• _Data records_

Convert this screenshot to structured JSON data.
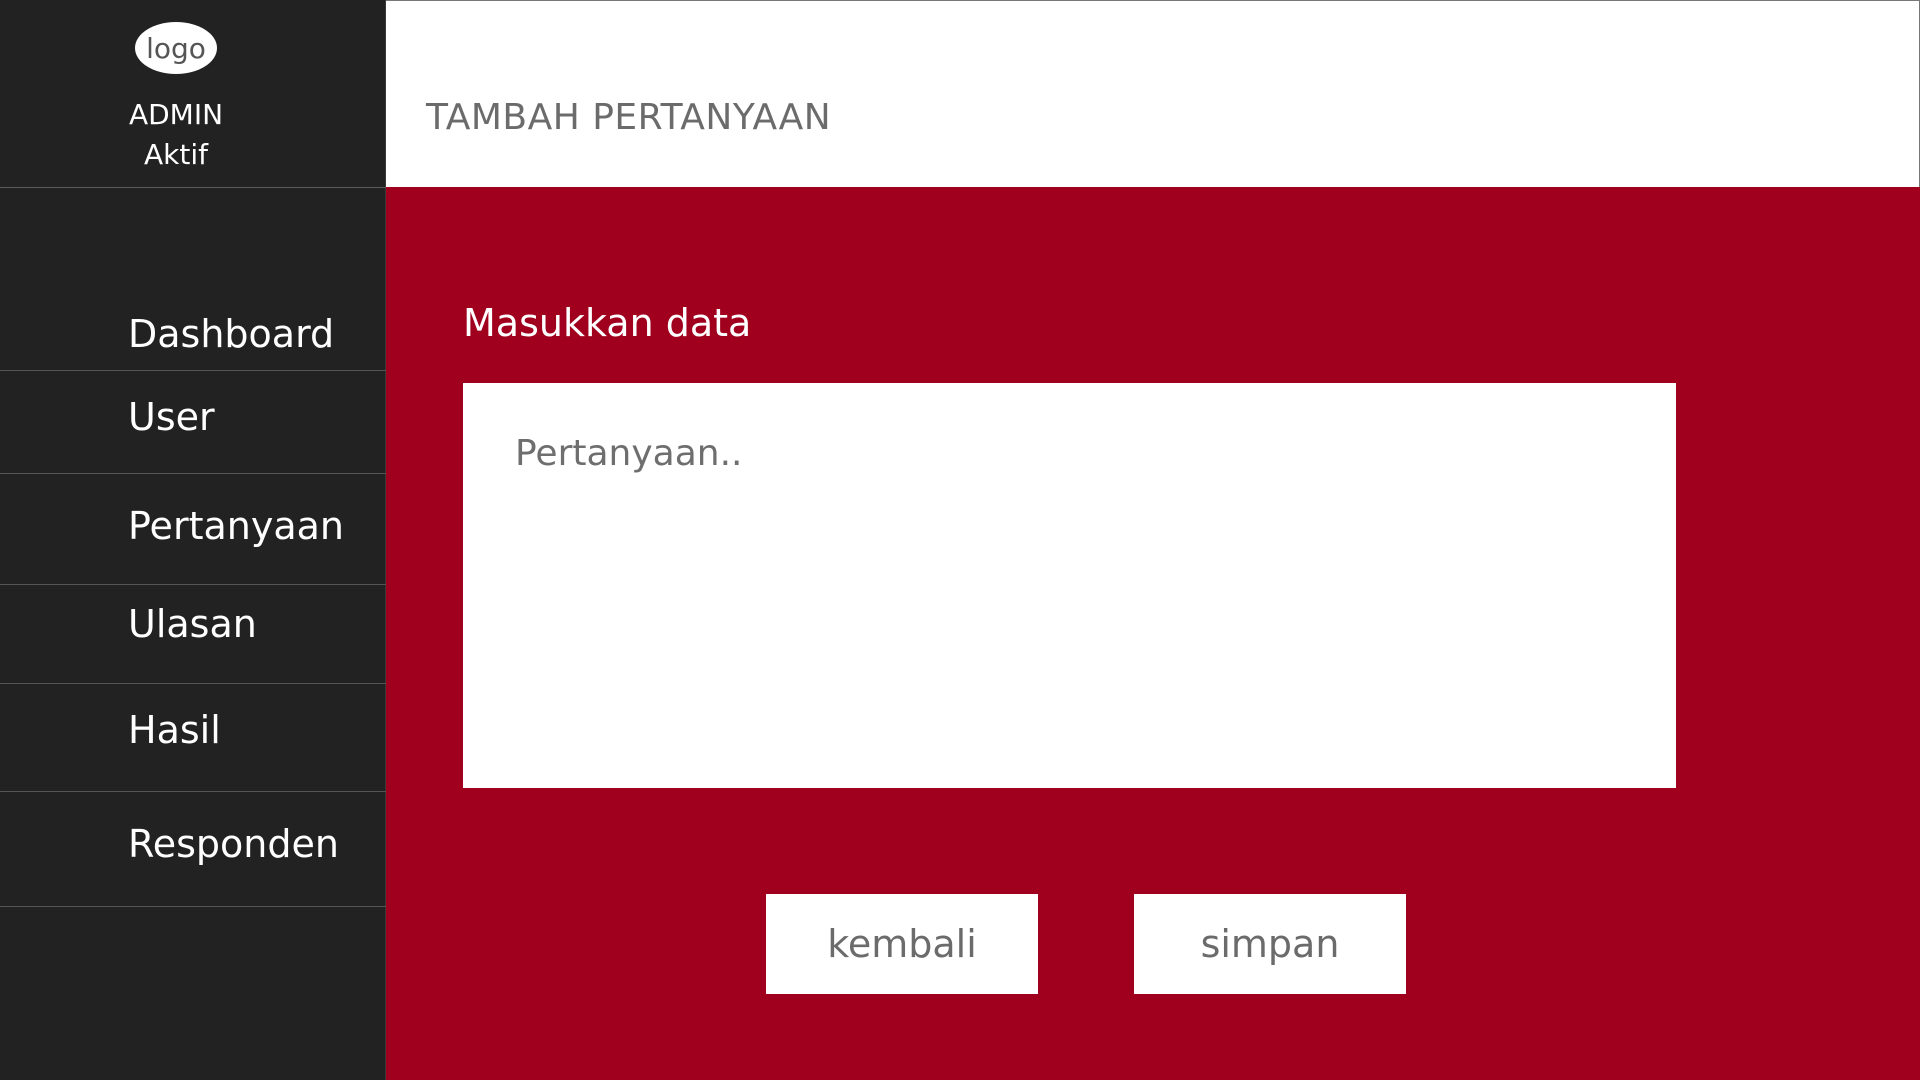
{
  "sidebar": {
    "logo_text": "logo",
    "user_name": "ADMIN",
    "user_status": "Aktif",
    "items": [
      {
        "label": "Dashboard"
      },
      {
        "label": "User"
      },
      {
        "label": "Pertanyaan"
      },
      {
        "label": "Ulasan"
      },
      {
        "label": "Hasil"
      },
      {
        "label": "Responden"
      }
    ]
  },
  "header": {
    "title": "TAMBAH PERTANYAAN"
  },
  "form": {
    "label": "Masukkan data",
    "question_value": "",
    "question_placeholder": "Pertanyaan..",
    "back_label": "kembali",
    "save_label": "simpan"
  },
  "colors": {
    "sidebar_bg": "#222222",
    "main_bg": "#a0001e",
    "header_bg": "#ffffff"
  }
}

• _Exercise instructions_
Go through the data above and transcribe it in full, omitting any image.

• _Correct response_
Convert this screenshot to structured JSON data.
{
  "sidebar": {
    "logo_text": "logo",
    "user_name": "ADMIN",
    "user_status": "Aktif",
    "items": [
      {
        "label": "Dashboard"
      },
      {
        "label": "User"
      },
      {
        "label": "Pertanyaan"
      },
      {
        "label": "Ulasan"
      },
      {
        "label": "Hasil"
      },
      {
        "label": "Responden"
      }
    ]
  },
  "header": {
    "title": "TAMBAH PERTANYAAN"
  },
  "form": {
    "label": "Masukkan data",
    "question_value": "",
    "question_placeholder": "Pertanyaan..",
    "back_label": "kembali",
    "save_label": "simpan"
  },
  "colors": {
    "sidebar_bg": "#222222",
    "main_bg": "#a0001e",
    "header_bg": "#ffffff"
  }
}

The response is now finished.